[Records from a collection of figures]
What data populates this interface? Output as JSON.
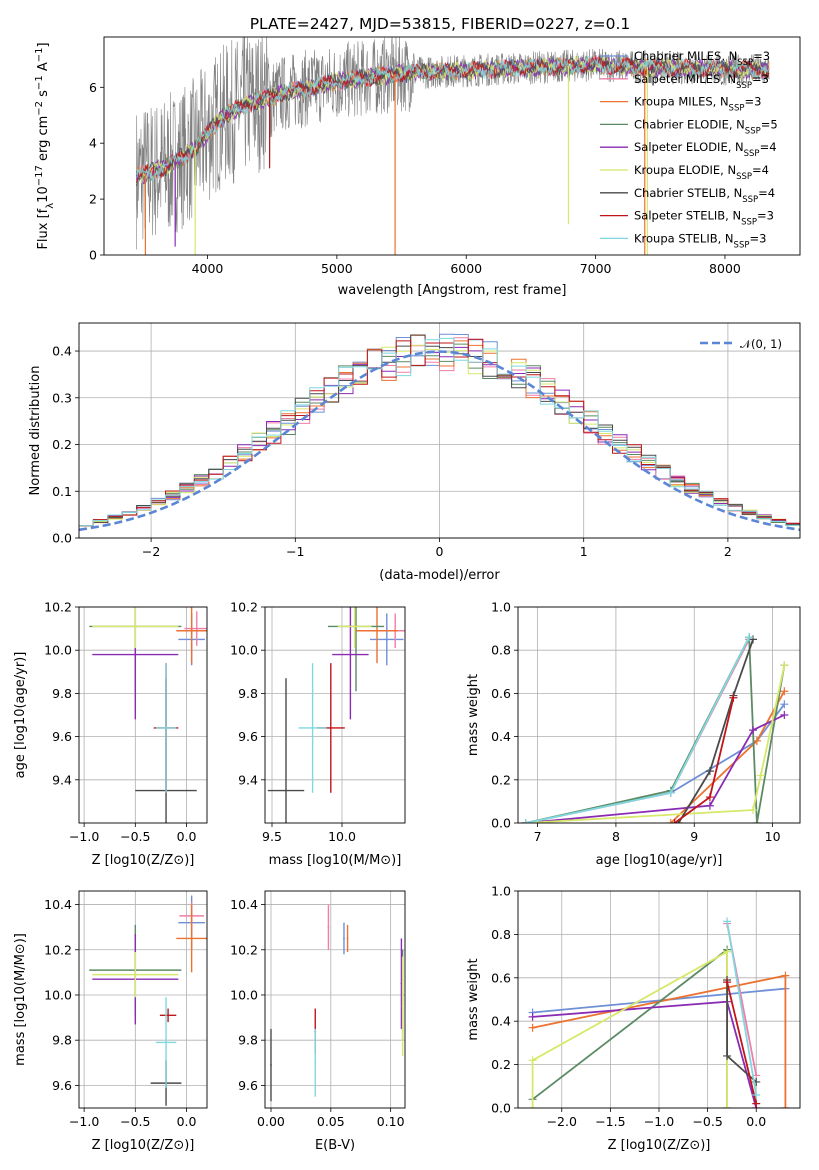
{
  "figure": {
    "title": "PLATE=2427, MJD=53815, FIBERID=0227, z=0.1"
  },
  "colors": {
    "Chabrier MILES": "#6f8fd6",
    "Salpeter MILES": "#f07ea8",
    "Kroupa MILES": "#ec7230",
    "Chabrier ELODIE": "#5c8a64",
    "Salpeter ELODIE": "#8a2bb4",
    "Kroupa ELODIE": "#d7e86a",
    "Chabrier STELIB": "#4a4a4a",
    "Salpeter STELIB": "#c0151a",
    "Kroupa STELIB": "#7fd8df",
    "normal_curve": "#5b86d6",
    "data_spectrum": "#808080",
    "grid": "#b0b0b0"
  },
  "chart_data": [
    {
      "type": "line",
      "name": "spectrum",
      "xlabel": "wavelength [Angstrom, rest frame]",
      "ylabel": "Flux [f_λ10^-17 erg cm^-2 s^-1 A^-1]",
      "xlim": [
        3200,
        8580
      ],
      "ylim": [
        0,
        7.8
      ],
      "xticks": [
        4000,
        5000,
        6000,
        7000,
        8000
      ],
      "yticks": [
        0,
        2,
        4,
        6
      ],
      "grid": false,
      "legend_position": "top-right",
      "spectrum_range": [
        3450,
        8340
      ],
      "continuum_knots": [
        [
          3450,
          2.8
        ],
        [
          3700,
          3.2
        ],
        [
          3900,
          3.8
        ],
        [
          4100,
          4.9
        ],
        [
          4300,
          5.4
        ],
        [
          4600,
          5.8
        ],
        [
          5000,
          6.2
        ],
        [
          5500,
          6.5
        ],
        [
          6000,
          6.6
        ],
        [
          6500,
          6.7
        ],
        [
          7000,
          6.8
        ],
        [
          7500,
          6.7
        ],
        [
          8000,
          6.65
        ],
        [
          8340,
          6.6
        ]
      ],
      "model_dips": [
        {
          "series": "Kroupa MILES",
          "x": 3520,
          "y_min": 0.0
        },
        {
          "series": "Salpeter ELODIE",
          "x": 3750,
          "y_min": 0.3
        },
        {
          "series": "Kroupa ELODIE",
          "x": 3905,
          "y_min": 0.0
        },
        {
          "series": "Salpeter STELIB",
          "x": 4480,
          "y_min": 3.1
        },
        {
          "series": "Kroupa MILES",
          "x": 5450,
          "y_min": 0.0
        },
        {
          "series": "Kroupa ELODIE",
          "x": 6790,
          "y_min": 1.1
        },
        {
          "series": "Kroupa MILES",
          "x": 7380,
          "y_min": 0.0
        },
        {
          "series": "Kroupa ELODIE",
          "x": 7400,
          "y_min": 0.0
        }
      ],
      "series": [
        {
          "name": "Chabrier MILES, N_SSP=3",
          "text": "Chabrier MILES, N",
          "sub": "SSP",
          "tail": "=3"
        },
        {
          "name": "Salpeter MILES, N_SSP=3",
          "text": "Salpeter MILES, N",
          "sub": "SSP",
          "tail": "=3"
        },
        {
          "name": "Kroupa MILES, N_SSP=3",
          "text": "Kroupa MILES, N",
          "sub": "SSP",
          "tail": "=3"
        },
        {
          "name": "Chabrier ELODIE, N_SSP=5",
          "text": "Chabrier ELODIE, N",
          "sub": "SSP",
          "tail": "=5"
        },
        {
          "name": "Salpeter ELODIE, N_SSP=4",
          "text": "Salpeter ELODIE, N",
          "sub": "SSP",
          "tail": "=4"
        },
        {
          "name": "Kroupa ELODIE, N_SSP=4",
          "text": "Kroupa ELODIE, N",
          "sub": "SSP",
          "tail": "=4"
        },
        {
          "name": "Chabrier STELIB, N_SSP=4",
          "text": "Chabrier STELIB, N",
          "sub": "SSP",
          "tail": "=4"
        },
        {
          "name": "Salpeter STELIB, N_SSP=3",
          "text": "Salpeter STELIB, N",
          "sub": "SSP",
          "tail": "=3"
        },
        {
          "name": "Kroupa STELIB, N_SSP=3",
          "text": "Kroupa STELIB, N",
          "sub": "SSP",
          "tail": "=3"
        }
      ]
    },
    {
      "type": "line",
      "name": "residuals",
      "xlabel": "(data-model)/error",
      "ylabel": "Normed distribution",
      "xlim": [
        -2.5,
        2.5
      ],
      "ylim": [
        0,
        0.46
      ],
      "xticks": [
        -2,
        -1,
        0,
        1,
        2
      ],
      "yticks": [
        0.0,
        0.1,
        0.2,
        0.3,
        0.4
      ],
      "grid": true,
      "legend_position": "top-right",
      "legend": "𝒩(0, 1)",
      "normal_curve": {
        "mean": 0,
        "sigma": 1
      },
      "bin_width": 0.1,
      "bin_edges": [
        -2.5,
        2.5
      ]
    },
    {
      "type": "scatter",
      "name": "age-vs-Z",
      "xlabel": "Z [log10(Z/Z⊙)]",
      "ylabel": "age [log10(age/yr)]",
      "xlim": [
        -1.05,
        0.2
      ],
      "ylim": [
        9.2,
        10.2
      ],
      "xticks": [
        -1.0,
        -0.5,
        0.0
      ],
      "yticks": [
        9.4,
        9.6,
        9.8,
        10.0,
        10.2
      ],
      "grid": true,
      "points": [
        {
          "series": "Chabrier MILES",
          "x": 0.05,
          "xerr": 0.13,
          "y": 10.05,
          "yerr": 0.12
        },
        {
          "series": "Salpeter MILES",
          "x": 0.1,
          "xerr": 0.12,
          "y": 10.1,
          "yerr": 0.08
        },
        {
          "series": "Kroupa MILES",
          "x": 0.05,
          "xerr": 0.15,
          "y": 10.09,
          "yerr": 0.15
        },
        {
          "series": "Chabrier ELODIE",
          "x": -0.5,
          "xerr": 0.45,
          "y": 10.11,
          "yerr": 0.3
        },
        {
          "series": "Salpeter ELODIE",
          "x": -0.5,
          "xerr": 0.42,
          "y": 9.98,
          "yerr": 0.3
        },
        {
          "series": "Kroupa ELODIE",
          "x": -0.5,
          "xerr": 0.42,
          "y": 10.11,
          "yerr": 0.1
        },
        {
          "series": "Chabrier STELIB",
          "x": -0.2,
          "xerr": 0.3,
          "y": 9.35,
          "yerr": 0.52
        },
        {
          "series": "Salpeter STELIB",
          "x": -0.2,
          "xerr": 0.12,
          "y": 9.64,
          "yerr": 0.3
        },
        {
          "series": "Kroupa STELIB",
          "x": -0.2,
          "xerr": 0.1,
          "y": 9.64,
          "yerr": 0.3
        }
      ]
    },
    {
      "type": "scatter",
      "name": "age-vs-mass",
      "xlabel": "mass [log10(M/M⊙)]",
      "ylabel": "",
      "xlim": [
        9.45,
        10.45
      ],
      "ylim": [
        9.2,
        10.2
      ],
      "xticks": [
        9.5,
        10.0
      ],
      "yticks": [
        9.4,
        9.6,
        9.8,
        10.0,
        10.2
      ],
      "grid": true,
      "points": [
        {
          "series": "Chabrier MILES",
          "x": 10.32,
          "xerr": 0.12,
          "y": 10.05,
          "yerr": 0.12
        },
        {
          "series": "Salpeter MILES",
          "x": 10.38,
          "xerr": 0.15,
          "y": 10.09,
          "yerr": 0.08
        },
        {
          "series": "Kroupa MILES",
          "x": 10.25,
          "xerr": 0.15,
          "y": 10.09,
          "yerr": 0.15
        },
        {
          "series": "Chabrier ELODIE",
          "x": 10.1,
          "xerr": 0.2,
          "y": 10.11,
          "yerr": 0.3
        },
        {
          "series": "Salpeter ELODIE",
          "x": 10.06,
          "xerr": 0.13,
          "y": 9.98,
          "yerr": 0.3
        },
        {
          "series": "Kroupa ELODIE",
          "x": 10.09,
          "xerr": 0.12,
          "y": 10.11,
          "yerr": 0.1
        },
        {
          "series": "Chabrier STELIB",
          "x": 9.6,
          "xerr": 0.13,
          "y": 9.35,
          "yerr": 0.52
        },
        {
          "series": "Salpeter STELIB",
          "x": 9.92,
          "xerr": 0.1,
          "y": 9.64,
          "yerr": 0.3
        },
        {
          "series": "Kroupa STELIB",
          "x": 9.79,
          "xerr": 0.1,
          "y": 9.64,
          "yerr": 0.3
        }
      ]
    },
    {
      "type": "line",
      "name": "weight-vs-age",
      "xlabel": "age [log10(age/yr)]",
      "ylabel": "mass weight",
      "xlim": [
        6.75,
        10.35
      ],
      "ylim": [
        0,
        1.0
      ],
      "xticks": [
        7,
        8,
        9,
        10
      ],
      "yticks": [
        0.0,
        0.2,
        0.4,
        0.6,
        0.8,
        1.0
      ],
      "grid": true,
      "series": [
        {
          "name": "Chabrier MILES",
          "x": [
            6.85,
            8.7,
            9.8,
            10.15
          ],
          "y": [
            0.0,
            0.14,
            0.38,
            0.55
          ]
        },
        {
          "name": "Salpeter MILES",
          "x": [
            6.85,
            8.7,
            9.7
          ],
          "y": [
            0.0,
            0.14,
            0.85
          ]
        },
        {
          "name": "Kroupa MILES",
          "x": [
            8.7,
            9.8,
            10.15
          ],
          "y": [
            0.0,
            0.38,
            0.61
          ]
        },
        {
          "name": "Chabrier ELODIE",
          "x": [
            6.85,
            8.7,
            9.7,
            9.8,
            10.15
          ],
          "y": [
            0.0,
            0.15,
            0.86,
            0.0,
            0.73
          ]
        },
        {
          "name": "Salpeter ELODIE",
          "x": [
            6.85,
            9.2,
            9.75,
            10.15
          ],
          "y": [
            0.0,
            0.08,
            0.43,
            0.5
          ]
        },
        {
          "name": "Kroupa ELODIE",
          "x": [
            6.85,
            9.75,
            9.85,
            10.15
          ],
          "y": [
            0.0,
            0.06,
            0.22,
            0.73
          ]
        },
        {
          "name": "Chabrier STELIB",
          "x": [
            8.8,
            9.2,
            9.5,
            9.75
          ],
          "y": [
            0.0,
            0.24,
            0.59,
            0.85
          ]
        },
        {
          "name": "Salpeter STELIB",
          "x": [
            8.75,
            9.2,
            9.5
          ],
          "y": [
            0.0,
            0.12,
            0.58
          ]
        },
        {
          "name": "Kroupa STELIB",
          "x": [
            6.85,
            8.7,
            9.7
          ],
          "y": [
            0.0,
            0.14,
            0.86
          ]
        }
      ]
    },
    {
      "type": "scatter",
      "name": "mass-vs-Z",
      "xlabel": "Z [log10(Z/Z⊙)]",
      "ylabel": "mass [log10(M/M⊙)]",
      "xlim": [
        -1.05,
        0.2
      ],
      "ylim": [
        9.5,
        10.46
      ],
      "xticks": [
        -1.0,
        -0.5,
        0.0
      ],
      "yticks": [
        9.6,
        9.8,
        10.0,
        10.2,
        10.4
      ],
      "grid": true,
      "points": [
        {
          "series": "Chabrier MILES",
          "x": 0.05,
          "xerr": 0.13,
          "y": 10.32,
          "yerr": 0.12
        },
        {
          "series": "Salpeter MILES",
          "x": 0.05,
          "xerr": 0.12,
          "y": 10.35,
          "yerr": 0.06
        },
        {
          "series": "Kroupa MILES",
          "x": 0.05,
          "xerr": 0.15,
          "y": 10.25,
          "yerr": 0.15
        },
        {
          "series": "Chabrier ELODIE",
          "x": -0.5,
          "xerr": 0.45,
          "y": 10.11,
          "yerr": 0.2
        },
        {
          "series": "Salpeter ELODIE",
          "x": -0.5,
          "xerr": 0.42,
          "y": 10.07,
          "yerr": 0.2
        },
        {
          "series": "Kroupa ELODIE",
          "x": -0.5,
          "xerr": 0.42,
          "y": 10.09,
          "yerr": 0.1
        },
        {
          "series": "Chabrier STELIB",
          "x": -0.2,
          "xerr": 0.15,
          "y": 9.61,
          "yerr": 0.1
        },
        {
          "series": "Salpeter STELIB",
          "x": -0.18,
          "xerr": 0.08,
          "y": 9.91,
          "yerr": 0.03
        },
        {
          "series": "Kroupa STELIB",
          "x": -0.2,
          "xerr": 0.1,
          "y": 9.79,
          "yerr": 0.2
        }
      ]
    },
    {
      "type": "scatter",
      "name": "mass-vs-ebv",
      "xlabel": "E(B-V)",
      "ylabel": "",
      "xlim": [
        -0.005,
        0.112
      ],
      "ylim": [
        9.5,
        10.46
      ],
      "xticks": [
        0.0,
        0.05,
        0.1
      ],
      "yticks": [
        9.6,
        9.8,
        10.0,
        10.2,
        10.4
      ],
      "grid": true,
      "points": [
        {
          "series": "Chabrier MILES",
          "x": 0.061,
          "y": 10.25,
          "yerr": 0.07
        },
        {
          "series": "Salpeter MILES",
          "x": 0.048,
          "y": 10.3,
          "yerr": 0.1
        },
        {
          "series": "Kroupa MILES",
          "x": 0.064,
          "y": 10.25,
          "yerr": 0.06
        },
        {
          "series": "Chabrier ELODIE",
          "x": 0.11,
          "y": 10.0,
          "yerr": 0.2
        },
        {
          "series": "Salpeter ELODIE",
          "x": 0.109,
          "y": 10.05,
          "yerr": 0.2
        },
        {
          "series": "Kroupa ELODIE",
          "x": 0.11,
          "y": 9.95,
          "yerr": 0.22
        },
        {
          "series": "Chabrier STELIB",
          "x": 0.0,
          "y": 9.69,
          "yerr": 0.16
        },
        {
          "series": "Salpeter STELIB",
          "x": 0.037,
          "y": 9.84,
          "yerr": 0.1
        },
        {
          "series": "Kroupa STELIB",
          "x": 0.037,
          "y": 9.7,
          "yerr": 0.15
        }
      ]
    },
    {
      "type": "line",
      "name": "weight-vs-Z",
      "xlabel": "Z [log10(Z/Z⊙)]",
      "ylabel": "mass weight",
      "xlim": [
        -2.45,
        0.45
      ],
      "ylim": [
        0,
        1.0
      ],
      "xticks": [
        -2.0,
        -1.5,
        -1.0,
        -0.5,
        0.0
      ],
      "yticks": [
        0.0,
        0.2,
        0.4,
        0.6,
        0.8,
        1.0
      ],
      "grid": true,
      "series": [
        {
          "name": "Chabrier MILES",
          "x": [
            -2.3,
            0.3
          ],
          "y": [
            0.44,
            0.55
          ]
        },
        {
          "name": "Salpeter MILES",
          "x": [
            -0.3,
            0.0
          ],
          "y": [
            0.85,
            0.15
          ]
        },
        {
          "name": "Kroupa MILES",
          "x": [
            -2.3,
            0.3,
            0.3
          ],
          "y": [
            0.37,
            0.61,
            0.0
          ]
        },
        {
          "name": "Chabrier ELODIE",
          "x": [
            -2.3,
            -0.3,
            -0.3
          ],
          "y": [
            0.04,
            0.73,
            0.0
          ]
        },
        {
          "name": "Salpeter ELODIE",
          "x": [
            -2.3,
            -0.3,
            0.0
          ],
          "y": [
            0.42,
            0.49,
            0.0
          ]
        },
        {
          "name": "Kroupa ELODIE",
          "x": [
            -2.3,
            -2.3,
            -0.3,
            -0.3
          ],
          "y": [
            0.0,
            0.22,
            0.72,
            0.0
          ]
        },
        {
          "name": "Chabrier STELIB",
          "x": [
            -0.3,
            -0.3,
            0.0
          ],
          "y": [
            0.59,
            0.24,
            0.12
          ]
        },
        {
          "name": "Salpeter STELIB",
          "x": [
            -0.3,
            0.0
          ],
          "y": [
            0.58,
            0.02
          ]
        },
        {
          "name": "Kroupa STELIB",
          "x": [
            -0.3,
            0.0
          ],
          "y": [
            0.86,
            0.06
          ]
        }
      ]
    }
  ]
}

• [Problem requirements] Pick out each line that holds the string "xlabel".

• [Written reply]
      "xlabel": "wavelength [Angstrom, rest frame]",
      "xlabel": "(data-model)/error",
      "xlabel": "Z [log10(Z/Z⊙)]",
      "xlabel": "mass [log10(M/M⊙)]",
      "xlabel": "age [log10(age/yr)]",
      "xlabel": "Z [log10(Z/Z⊙)]",
      "xlabel": "E(B-V)",
      "xlabel": "Z [log10(Z/Z⊙)]",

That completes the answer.